*AIM OF THE EXERCISE*.
Among the lines of the listing below, count those with the string "which". Give the number and no commentary.

*DATA*.
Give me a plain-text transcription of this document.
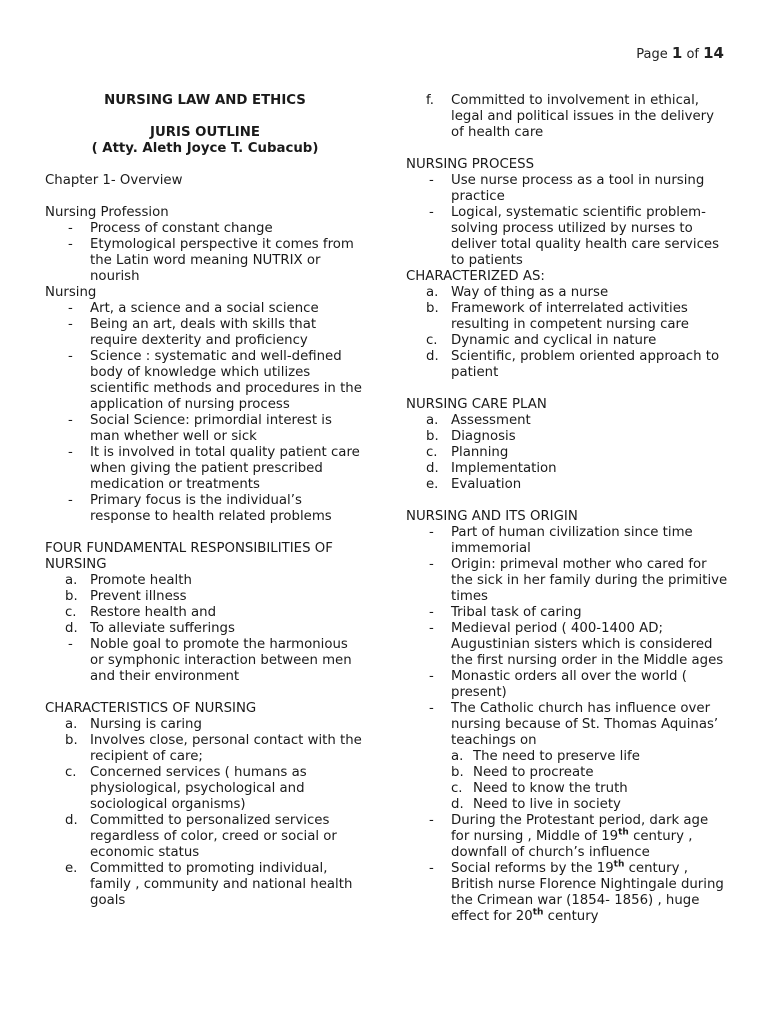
Page 1 of 14
NURSING LAW AND ETHICS
JURIS OUTLINE
( Atty. Aleth Joyce T. Cubacub)
Chapter 1- Overview
Nursing Profession
- Process of constant change
- Etymological perspective it comes from the Latin word meaning NUTRIX or nourish
Nursing
- Art, a science and a social science
- Being an art, deals with skills that require dexterity and proficiency
- Science : systematic and well-defined body of knowledge which utilizes scientific methods and procedures in the application of nursing process
- Social Science: primordial interest is man whether well or sick
- It is involved in total quality patient care when giving the patient prescribed medication or treatments
- Primary focus is the individual’s response to health related problems
FOUR FUNDAMENTAL RESPONSIBILITIES OF NURSING
a. Promote health
b. Prevent illness
c. Restore health and
d. To alleviate sufferings
- Noble goal to promote the harmonious or symphonic interaction between men and their environment
CHARACTERISTICS OF NURSING
a. Nursing is caring
b. Involves close, personal contact with the recipient of care;
c. Concerned services ( humans as physiological, psychological and sociological organisms)
d. Committed to personalized services regardless of color, creed or social or economic status
e. Committed to promoting individual, family , community and national health goals
f. Committed to involvement in ethical, legal and political issues in the delivery of health care
NURSING PROCESS
- Use nurse process as a tool in nursing practice
- Logical, systematic scientific problem-solving process utilized by nurses to deliver total quality health care services to patients
CHARACTERIZED AS:
a. Way of thing as a nurse
b. Framework of interrelated activities resulting in competent nursing care
c. Dynamic and cyclical in nature
d. Scientific, problem oriented approach to patient
NURSING CARE PLAN
a. Assessment
b. Diagnosis
c. Planning
d. Implementation
e. Evaluation
NURSING AND ITS ORIGIN
- Part of human civilization since time immemorial
- Origin: primeval mother who cared for the sick in her family during the primitive times
- Tribal task of caring
- Medieval period ( 400-1400 AD; Augustinian sisters which is considered the first nursing order in the Middle ages
- Monastic orders all over the world ( present)
- The Catholic church has influence over nursing because of St. Thomas Aquinas’ teachings on
a. The need to preserve life
b. Need to procreate
c. Need to know the truth
d. Need to live in society
- During the Protestant period, dark age for nursing , Middle of 19th century , downfall of church’s influence
- Social reforms by the 19th century , British nurse Florence Nightingale during the Crimean war (1854- 1856) , huge effect for 20th century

*RESULT OF THE EXERCISE*.
2